▶ [Extracted records]:
------------------------------

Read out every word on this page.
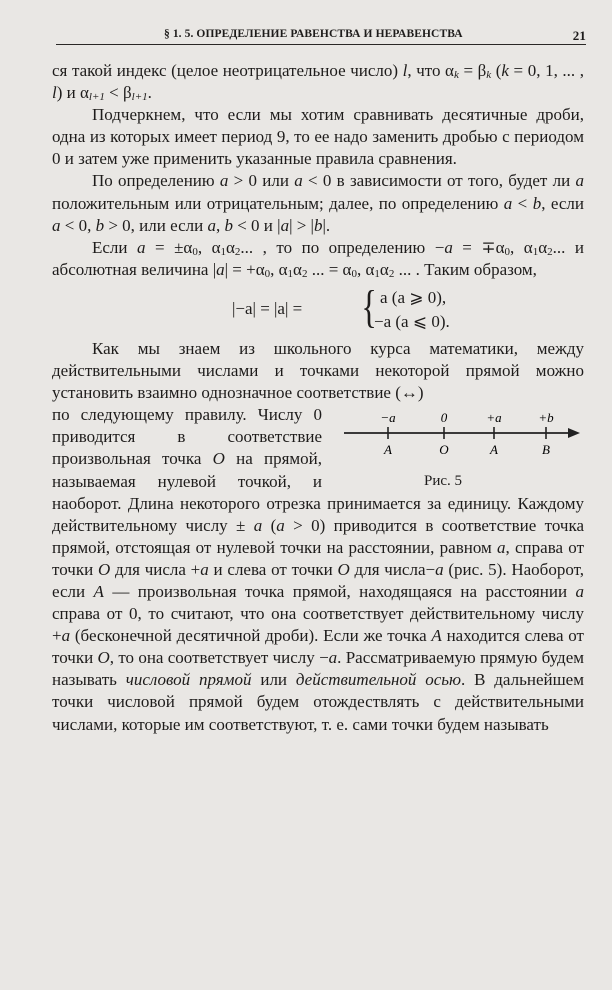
§ 1. 5. ОПРЕДЕЛЕНИЕ РАВЕНСТВА И НЕРАВЕНСТВА	21

ся такой индекс (целое неотрицательное число) l, что $\alpha_k = \beta_k$ (k = 0, 1, ... , l) и $\alpha_{l+1} < \beta_{l+1}$.

Подчеркнем, что если мы хотим сравнивать десятичные дроби, одна из которых имеет период 9, то ее надо заменить дробью с периодом 0 и затем уже применить указанные правила сравнения.

По определению a > 0 или a < 0 в зависимости от того, будет ли a положительным или отрицательным; далее, по определению a < b, если a < 0, b > 0, или если a, b < 0 и |a| > |b|.

Если $a = \pm\alpha_0$, $\alpha_1\alpha_2$... , то по определению $-a = \mp\alpha_0$, $\alpha_1\alpha_2$... и абсолютная величина $|a| = +\alpha_0$, $\alpha_1\alpha_2$ ... = $\alpha_0$, $\alpha_1\alpha_2$ ... . Таким образом,

|−a| = |a| = { a (a ⩾ 0),
−a (a ⩽ 0).

Как мы знаем из школьного курса математики, между действительными числами и точками некоторой прямой можно установить взаимно однозначное соответствие (↔)

−a	0	+a	+b
A	O	A	B
Рис. 5

по следующему правилу. Числу 0 приводится в соответствие произвольная точка O на прямой, называемая нулевой точкой, и наоборот. Длина некоторого отрезка принимается за единицу. Каждому действительному числу ± a (a > 0) приводится в соответствие точка прямой, отстоящая от нулевой точки на расстоянии, равном a, справа от точки O для числа +a и слева от точки O для числа−a (рис. 5). Наоборот, если A — произвольная точка прямой, находящаяся на расстоянии a справа от 0, то считают, что она соответствует действительному числу +a (бесконечной десятичной дроби). Если же точка A находится слева от точки O, то она соответствует числу −a. Рассматриваемую прямую будем называть числовой прямой или действительной осью. В дальнейшем точки числовой прямой будем отождествлять с действительными числами, которые им соответствуют, т. е. сами точки будем называть
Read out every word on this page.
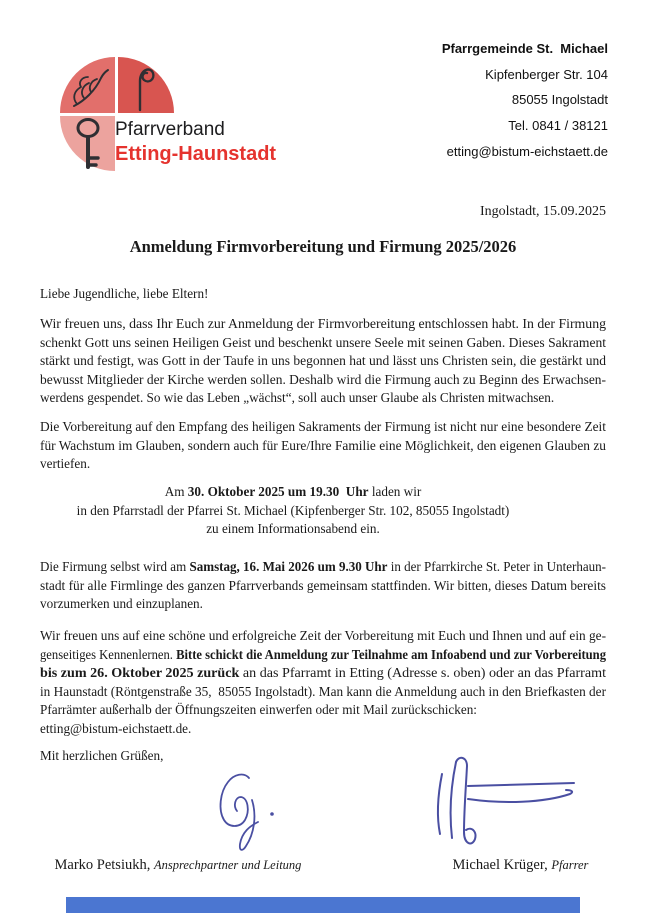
Pfarrverband
Etting-Haunstadt
Pfarrgemeinde St.  Michael
Kipfenberger Str. 104
85055 Ingolstadt
Tel. 0841 / 38121
etting@bistum-eichstaett.de
Ingolstadt, 15.09.2025
Anmeldung Firmvorbereitung und Firmung 2025/2026
Liebe Jugendliche, liebe Eltern!
Wir freuen uns, dass Ihr Euch zur Anmeldung der Firmvorbereitung entschlossen habt. In der Firmung
schenkt Gott uns seinen Heiligen Geist und beschenkt unsere Seele mit seinen Gaben. Dieses Sakrament
stärkt und festigt, was Gott in der Taufe in uns begonnen hat und lässt uns Christen sein, die gestärkt und
bewusst Mitglieder der Kirche werden sollen. Deshalb wird die Firmung auch zu Beginn des Erwachsen-
werdens gespendet. So wie das Leben „wächst“, soll auch unser Glaube als Christen mitwachsen.
Die Vorbereitung auf den Empfang des heiligen Sakraments der Firmung ist nicht nur eine besondere Zeit
für Wachstum im Glauben, sondern auch für Eure/Ihre Familie eine Möglichkeit, den eigenen Glauben zu
vertiefen.
Am 30. Oktober 2025 um 19.30  Uhr laden wir
in den Pfarrstadl der Pfarrei St. Michael (Kipfenberger Str. 102, 85055 Ingolstadt)
zu einem Informationsabend ein.
Die Firmung selbst wird am Samstag, 16. Mai 2026 um 9.30 Uhr in der Pfarrkirche St. Peter in Unterhaun-
stadt für alle Firmlinge des ganzen Pfarrverbands gemeinsam stattfinden. Wir bitten, dieses Datum bereits
vorzumerken und einzuplanen.
Wir freuen uns auf eine schöne und erfolgreiche Zeit der Vorbereitung mit Euch und Ihnen und auf ein ge-
genseitiges Kennenlernen. Bitte schickt die Anmeldung zur Teilnahme am Infoabend und zur Vorbereitung
bis zum 26. Oktober 2025 zurück an das Pfarramt in Etting (Adresse s. oben) oder an das Pfarramt
in Haunstadt (Röntgenstraße 35,  85055 Ingolstadt). Man kann die Anmeldung auch in den Briefkasten der
Pfarrämter außerhalb der Öffnungszeiten einwerfen oder mit Mail zurückschicken:
etting@bistum-eichstaett.de.
Mit herzlichen Grüßen,

Marko Petsiukh, Ansprechpartner und Leitung
	Michael Krüger, Pfarrer
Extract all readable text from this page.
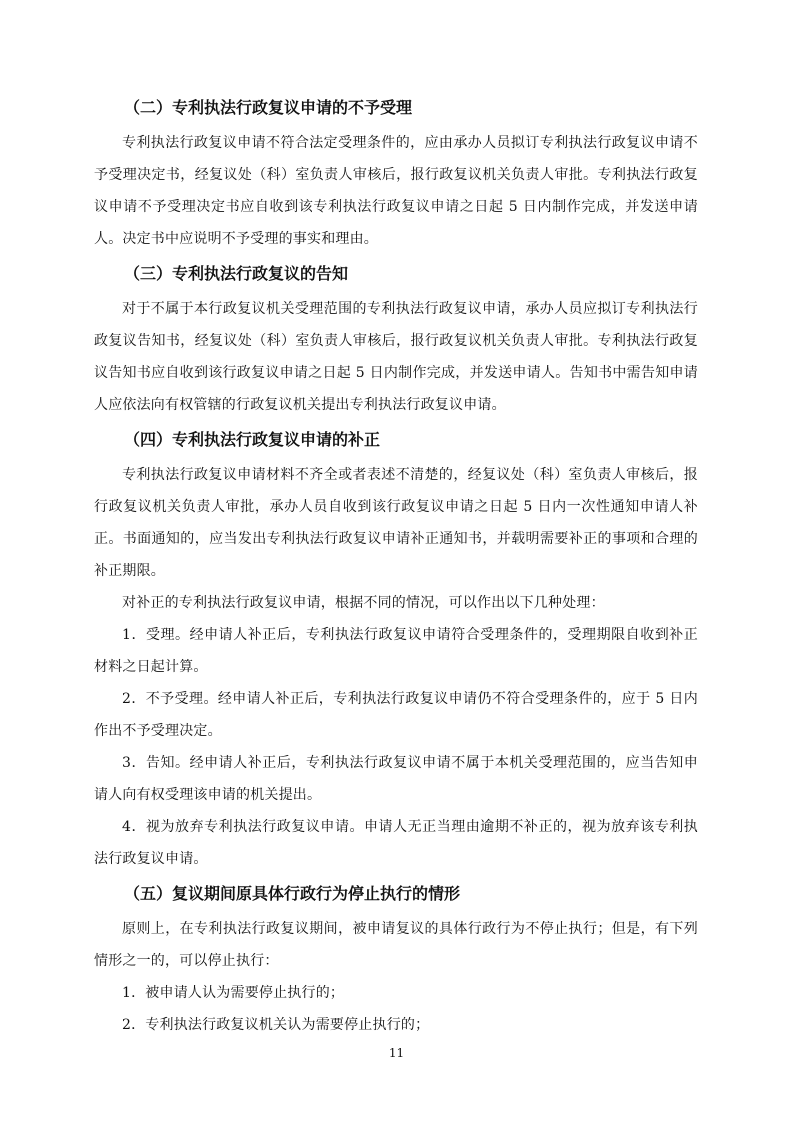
（二）专利执法行政复议申请的不予受理

专利执法行政复议申请不符合法定受理条件的，应由承办人员拟订专利执法行政复议申请不予受理决定书，经复议处（科）室负责人审核后，报行政复议机关负责人审批。专利执法行政复议申请不予受理决定书应自收到该专利执法行政复议申请之日起 5 日内制作完成，并发送申请人。决定书中应说明不予受理的事实和理由。

（三）专利执法行政复议的告知

对于不属于本行政复议机关受理范围的专利执法行政复议申请，承办人员应拟订专利执法行政复议告知书，经复议处（科）室负责人审核后，报行政复议机关负责人审批。专利执法行政复议告知书应自收到该行政复议申请之日起 5 日内制作完成，并发送申请人。告知书中需告知申请人应依法向有权管辖的行政复议机关提出专利执法行政复议申请。

（四）专利执法行政复议申请的补正

专利执法行政复议申请材料不齐全或者表述不清楚的，经复议处（科）室负责人审核后，报行政复议机关负责人审批，承办人员自收到该行政复议申请之日起 5 日内一次性通知申请人补正。书面通知的，应当发出专利执法行政复议申请补正通知书，并载明需要补正的事项和合理的补正期限。

对补正的专利执法行政复议申请，根据不同的情况，可以作出以下几种处理：

1．受理。经申请人补正后，专利执法行政复议申请符合受理条件的，受理期限自收到补正材料之日起计算。

2．不予受理。经申请人补正后，专利执法行政复议申请仍不符合受理条件的，应于 5 日内作出不予受理决定。

3．告知。经申请人补正后，专利执法行政复议申请不属于本机关受理范围的，应当告知申请人向有权受理该申请的机关提出。

4．视为放弃专利执法行政复议申请。申请人无正当理由逾期不补正的，视为放弃该专利执法行政复议申请。

（五）复议期间原具体行政行为停止执行的情形

原则上，在专利执法行政复议期间，被申请复议的具体行政行为不停止执行；但是，有下列情形之一的，可以停止执行：

1．被申请人认为需要停止执行的；

2．专利执法行政复议机关认为需要停止执行的；

11
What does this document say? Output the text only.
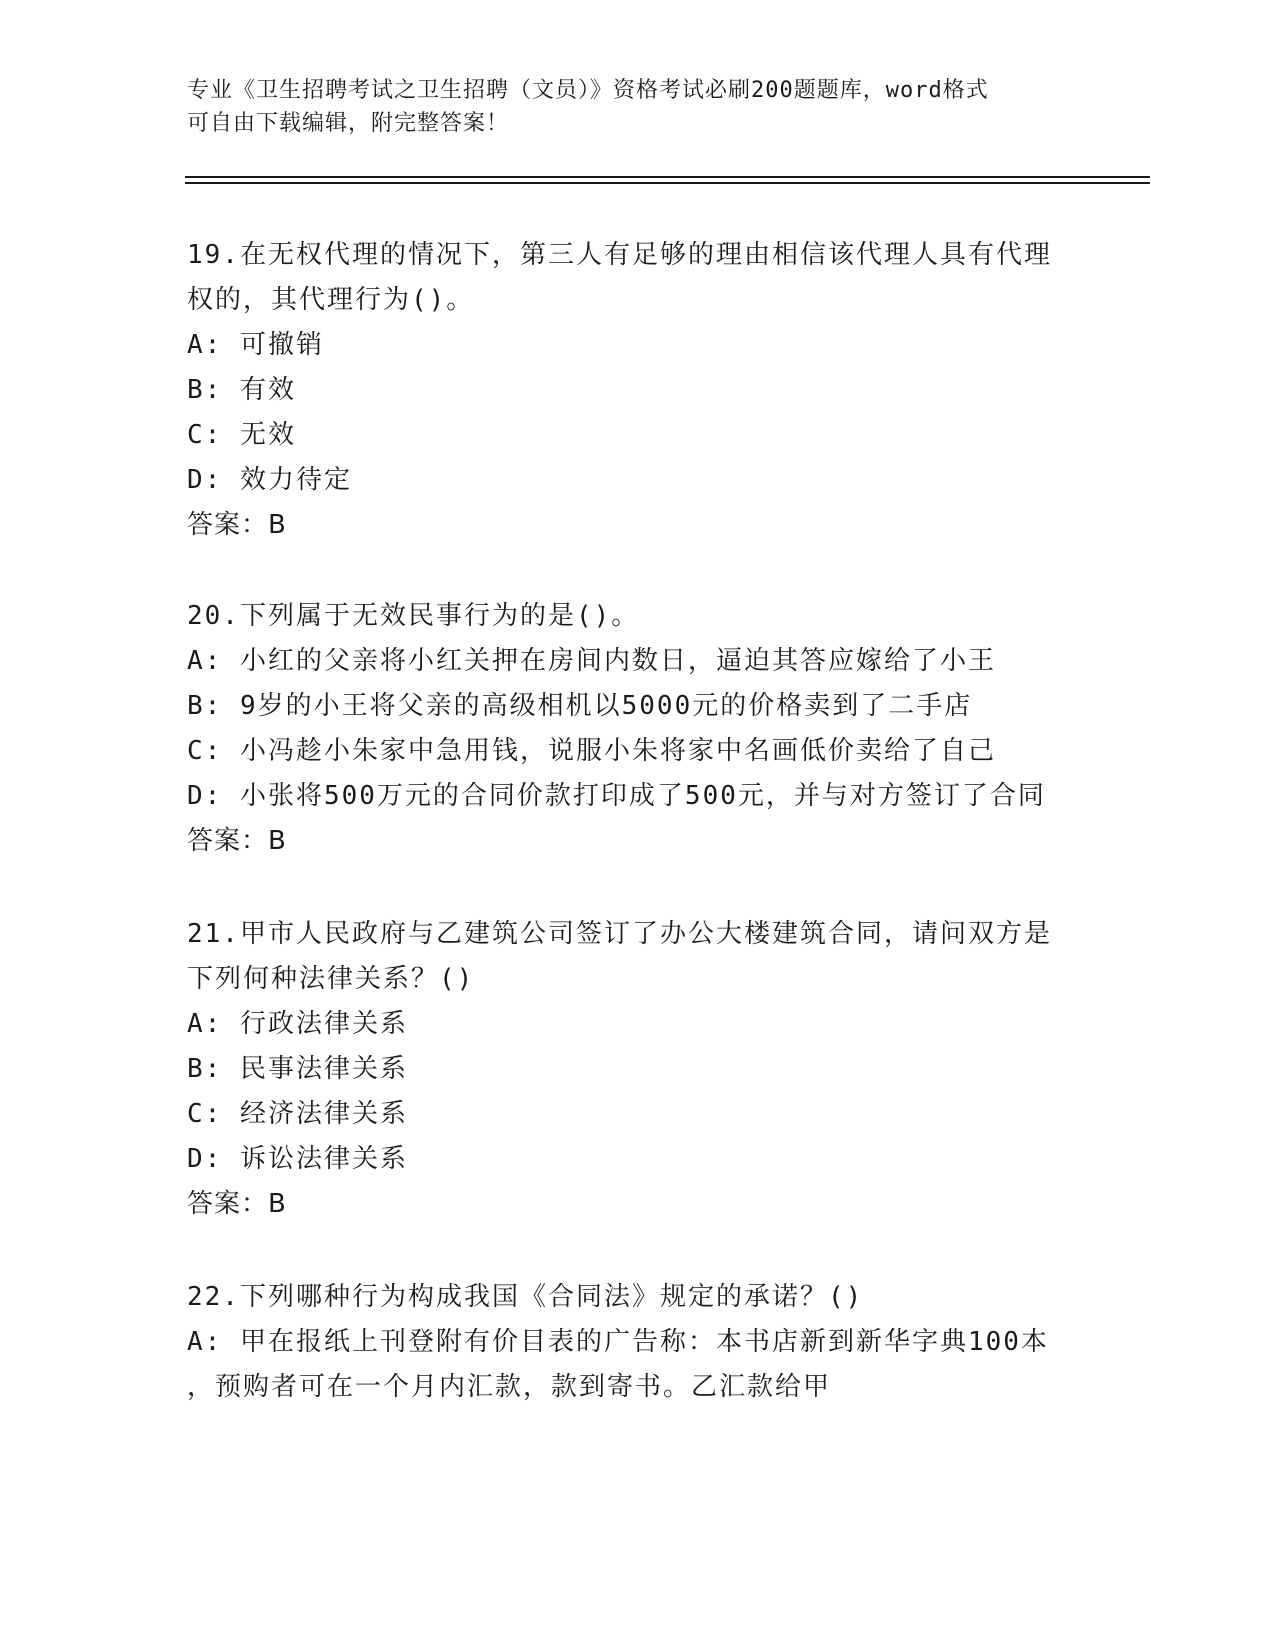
专业《卫生招聘考试之卫生招聘（文员）》资格考试必刷200题题库，word格式
可自由下载编辑，附完整答案！
19.在无权代理的情况下，第三人有足够的理由相信该代理人具有代理
权的，其代理行为()。
A: 可撤销
B: 有效
C: 无效
D: 效力待定
答案：B
20.下列属于无效民事行为的是()。
A: 小红的父亲将小红关押在房间内数日，逼迫其答应嫁给了小王
B: 9岁的小王将父亲的高级相机以5000元的价格卖到了二手店
C: 小冯趁小朱家中急用钱，说服小朱将家中名画低价卖给了自己
D: 小张将500万元的合同价款打印成了500元，并与对方签订了合同
答案：B
21.甲市人民政府与乙建筑公司签订了办公大楼建筑合同，请问双方是
下列何种法律关系？()
A: 行政法律关系
B: 民事法律关系
C: 经济法律关系
D: 诉讼法律关系
答案：B
22.下列哪种行为构成我国《合同法》规定的承诺？()
A: 甲在报纸上刊登附有价目表的广告称：本书店新到新华字典100本
，预购者可在一个月内汇款，款到寄书。乙汇款给甲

------------------------------

▶ [INSTRUCTION]: Copy all lines of the listing above that contain the string "日内制作完成".

▶ [OUTPUT BELOW]:
专利执法行政复议申请不符合法定受理条件的，应由承办人员拟订专利执法行政复议申请不予受理决定书，经复议处（科）室负责人审核后，报行政复议机关负责人审批。专利执法行政复议申请不予受理决定书应自收到该专利执法行政复议申请之日起 5 日内制作完成，并发送申请人。决定书中应说明不予受理的事实和理由。
对于不属于本行政复议机关受理范围的专利执法行政复议申请，承办人员应拟订专利执法行政复议告知书，经复议处（科）室负责人审核后，报行政复议机关负责人审批。专利执法行政复议告知书应自收到该行政复议申请之日起 5 日内制作完成，并发送申请人。告知书中需告知申请人应依法向有权管辖的行政复议机关提出专利执法行政复议申请。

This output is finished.